GIVEN INSTRUCTION: Copy nothing but the text: repeat each entry exactly and drop the images.

--- ITEMS ---

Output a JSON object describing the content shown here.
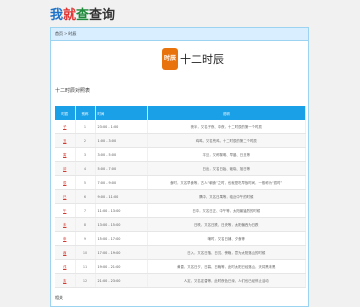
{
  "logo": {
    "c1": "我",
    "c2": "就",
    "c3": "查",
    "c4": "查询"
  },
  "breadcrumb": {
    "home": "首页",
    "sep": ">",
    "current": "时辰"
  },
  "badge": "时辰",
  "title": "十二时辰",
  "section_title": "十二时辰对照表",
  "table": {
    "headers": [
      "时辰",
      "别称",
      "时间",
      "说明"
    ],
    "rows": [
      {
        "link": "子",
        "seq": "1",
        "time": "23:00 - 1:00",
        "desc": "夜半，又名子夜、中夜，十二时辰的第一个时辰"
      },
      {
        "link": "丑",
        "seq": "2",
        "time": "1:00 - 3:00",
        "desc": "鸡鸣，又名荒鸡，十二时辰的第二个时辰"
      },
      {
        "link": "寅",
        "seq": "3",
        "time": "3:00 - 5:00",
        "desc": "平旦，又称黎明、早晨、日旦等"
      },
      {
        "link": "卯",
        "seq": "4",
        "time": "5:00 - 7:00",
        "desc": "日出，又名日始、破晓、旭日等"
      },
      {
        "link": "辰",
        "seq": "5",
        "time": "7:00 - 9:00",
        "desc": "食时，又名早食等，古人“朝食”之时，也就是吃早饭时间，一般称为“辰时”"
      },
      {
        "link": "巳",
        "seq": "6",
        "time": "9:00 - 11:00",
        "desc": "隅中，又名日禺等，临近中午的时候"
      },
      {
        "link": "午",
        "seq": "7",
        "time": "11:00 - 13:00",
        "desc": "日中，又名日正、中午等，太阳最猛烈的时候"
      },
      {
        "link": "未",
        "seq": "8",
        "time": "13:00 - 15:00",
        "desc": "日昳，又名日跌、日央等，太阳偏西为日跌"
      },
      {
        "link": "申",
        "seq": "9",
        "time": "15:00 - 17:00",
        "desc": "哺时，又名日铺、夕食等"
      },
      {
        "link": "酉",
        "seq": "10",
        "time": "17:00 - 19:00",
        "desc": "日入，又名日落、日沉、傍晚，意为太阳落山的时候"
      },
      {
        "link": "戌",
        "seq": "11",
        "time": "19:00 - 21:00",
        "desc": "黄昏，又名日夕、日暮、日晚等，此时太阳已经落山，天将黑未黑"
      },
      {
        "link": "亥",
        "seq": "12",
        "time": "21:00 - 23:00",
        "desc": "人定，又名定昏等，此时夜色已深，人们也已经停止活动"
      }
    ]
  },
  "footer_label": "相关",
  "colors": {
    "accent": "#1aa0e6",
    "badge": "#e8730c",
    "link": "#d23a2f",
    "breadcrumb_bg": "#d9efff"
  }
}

---

ANSWER TO THE PROBLEM:
Output a JSON object describing the content shown here.
{
  "logo": {
    "c1": "我",
    "c2": "就",
    "c3": "查",
    "c4": "查询"
  },
  "breadcrumb": {
    "home": "首页",
    "sep": ">",
    "current": "时辰"
  },
  "badge": "时辰",
  "title": "十二时辰",
  "section_title": "十二时辰对照表",
  "table": {
    "headers": [
      "时辰",
      "别称",
      "时间",
      "说明"
    ],
    "rows": [
      {
        "link": "子",
        "seq": "1",
        "time": "23:00 - 1:00",
        "desc": "夜半，又名子夜、中夜，十二时辰的第一个时辰"
      },
      {
        "link": "丑",
        "seq": "2",
        "time": "1:00 - 3:00",
        "desc": "鸡鸣，又名荒鸡，十二时辰的第二个时辰"
      },
      {
        "link": "寅",
        "seq": "3",
        "time": "3:00 - 5:00",
        "desc": "平旦，又称黎明、早晨、日旦等"
      },
      {
        "link": "卯",
        "seq": "4",
        "time": "5:00 - 7:00",
        "desc": "日出，又名日始、破晓、旭日等"
      },
      {
        "link": "辰",
        "seq": "5",
        "time": "7:00 - 9:00",
        "desc": "食时，又名早食等，古人“朝食”之时，也就是吃早饭时间，一般称为“辰时”"
      },
      {
        "link": "巳",
        "seq": "6",
        "time": "9:00 - 11:00",
        "desc": "隅中，又名日禺等，临近中午的时候"
      },
      {
        "link": "午",
        "seq": "7",
        "time": "11:00 - 13:00",
        "desc": "日中，又名日正、中午等，太阳最猛烈的时候"
      },
      {
        "link": "未",
        "seq": "8",
        "time": "13:00 - 15:00",
        "desc": "日昳，又名日跌、日央等，太阳偏西为日跌"
      },
      {
        "link": "申",
        "seq": "9",
        "time": "15:00 - 17:00",
        "desc": "哺时，又名日铺、夕食等"
      },
      {
        "link": "酉",
        "seq": "10",
        "time": "17:00 - 19:00",
        "desc": "日入，又名日落、日沉、傍晚，意为太阳落山的时候"
      },
      {
        "link": "戌",
        "seq": "11",
        "time": "19:00 - 21:00",
        "desc": "黄昏，又名日夕、日暮、日晚等，此时太阳已经落山，天将黑未黑"
      },
      {
        "link": "亥",
        "seq": "12",
        "time": "21:00 - 23:00",
        "desc": "人定，又名定昏等，此时夜色已深，人们也已经停止活动"
      }
    ]
  },
  "footer_label": "相关",
  "colors": {
    "accent": "#1aa0e6",
    "badge": "#e8730c",
    "link": "#d23a2f",
    "breadcrumb_bg": "#d9efff"
  }
}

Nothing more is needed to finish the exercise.